> **Aim of the task**:
Each line below should be reproduced without any alteration.
━━━━━ Material shown
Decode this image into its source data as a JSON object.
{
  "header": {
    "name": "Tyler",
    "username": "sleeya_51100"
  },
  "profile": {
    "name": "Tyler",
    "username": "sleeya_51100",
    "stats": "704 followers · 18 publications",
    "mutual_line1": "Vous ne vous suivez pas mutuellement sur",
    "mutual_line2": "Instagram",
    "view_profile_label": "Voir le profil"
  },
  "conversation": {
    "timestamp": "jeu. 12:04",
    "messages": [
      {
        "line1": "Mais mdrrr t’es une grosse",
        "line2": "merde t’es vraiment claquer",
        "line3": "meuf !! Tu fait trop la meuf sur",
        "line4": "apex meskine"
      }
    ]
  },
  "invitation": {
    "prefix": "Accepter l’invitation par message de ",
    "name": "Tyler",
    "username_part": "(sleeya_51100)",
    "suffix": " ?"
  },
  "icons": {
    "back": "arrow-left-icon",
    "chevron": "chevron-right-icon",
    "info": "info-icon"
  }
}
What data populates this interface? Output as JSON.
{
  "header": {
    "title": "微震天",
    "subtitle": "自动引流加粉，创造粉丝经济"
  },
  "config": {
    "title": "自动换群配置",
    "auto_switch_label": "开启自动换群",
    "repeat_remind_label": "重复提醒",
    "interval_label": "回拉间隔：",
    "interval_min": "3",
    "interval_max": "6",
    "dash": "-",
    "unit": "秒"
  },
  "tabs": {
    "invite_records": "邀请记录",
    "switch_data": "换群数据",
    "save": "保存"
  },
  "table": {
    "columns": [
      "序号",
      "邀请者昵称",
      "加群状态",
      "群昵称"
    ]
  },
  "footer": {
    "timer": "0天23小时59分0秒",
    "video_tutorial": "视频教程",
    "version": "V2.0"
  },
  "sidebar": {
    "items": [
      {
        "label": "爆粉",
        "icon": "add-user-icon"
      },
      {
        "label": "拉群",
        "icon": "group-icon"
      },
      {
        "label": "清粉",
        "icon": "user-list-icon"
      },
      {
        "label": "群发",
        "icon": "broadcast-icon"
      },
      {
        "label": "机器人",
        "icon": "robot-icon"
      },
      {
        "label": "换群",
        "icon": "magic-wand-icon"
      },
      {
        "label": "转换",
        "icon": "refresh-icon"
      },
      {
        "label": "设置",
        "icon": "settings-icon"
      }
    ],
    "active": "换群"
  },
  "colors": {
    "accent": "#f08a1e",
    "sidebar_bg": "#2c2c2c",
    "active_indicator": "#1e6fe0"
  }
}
━━━━━━━━━━
> **Solution for this problem**:
Decode this image into its source data as a JSON object.
{
  "header": {
    "name": "Tyler",
    "username": "sleeya_51100"
  },
  "profile": {
    "name": "Tyler",
    "username": "sleeya_51100",
    "stats": "704 followers · 18 publications",
    "mutual_line1": "Vous ne vous suivez pas mutuellement sur",
    "mutual_line2": "Instagram",
    "view_profile_label": "Voir le profil"
  },
  "conversation": {
    "timestamp": "jeu. 12:04",
    "messages": [
      {
        "line1": "Mais mdrrr t’es une grosse",
        "line2": "merde t’es vraiment claquer",
        "line3": "meuf !! Tu fait trop la meuf sur",
        "line4": "apex meskine"
      }
    ]
  },
  "invitation": {
    "prefix": "Accepter l’invitation par message de ",
    "name": "Tyler",
    "username_part": "(sleeya_51100)",
    "suffix": " ?"
  },
  "icons": {
    "back": "arrow-left-icon",
    "chevron": "chevron-right-icon",
    "info": "info-icon"
  }
}
What data populates this interface? Output as JSON.
{
  "header": {
    "title": "微震天",
    "subtitle": "自动引流加粉，创造粉丝经济"
  },
  "config": {
    "title": "自动换群配置",
    "auto_switch_label": "开启自动换群",
    "repeat_remind_label": "重复提醒",
    "interval_label": "回拉间隔：",
    "interval_min": "3",
    "interval_max": "6",
    "dash": "-",
    "unit": "秒"
  },
  "tabs": {
    "invite_records": "邀请记录",
    "switch_data": "换群数据",
    "save": "保存"
  },
  "table": {
    "columns": [
      "序号",
      "邀请者昵称",
      "加群状态",
      "群昵称"
    ]
  },
  "footer": {
    "timer": "0天23小时59分0秒",
    "video_tutorial": "视频教程",
    "version": "V2.0"
  },
  "sidebar": {
    "items": [
      {
        "label": "爆粉",
        "icon": "add-user-icon"
      },
      {
        "label": "拉群",
        "icon": "group-icon"
      },
      {
        "label": "清粉",
        "icon": "user-list-icon"
      },
      {
        "label": "群发",
        "icon": "broadcast-icon"
      },
      {
        "label": "机器人",
        "icon": "robot-icon"
      },
      {
        "label": "换群",
        "icon": "magic-wand-icon"
      },
      {
        "label": "转换",
        "icon": "refresh-icon"
      },
      {
        "label": "设置",
        "icon": "settings-icon"
      }
    ],
    "active": "换群"
  },
  "colors": {
    "accent": "#f08a1e",
    "sidebar_bg": "#2c2c2c",
    "active_indicator": "#1e6fe0"
  }
}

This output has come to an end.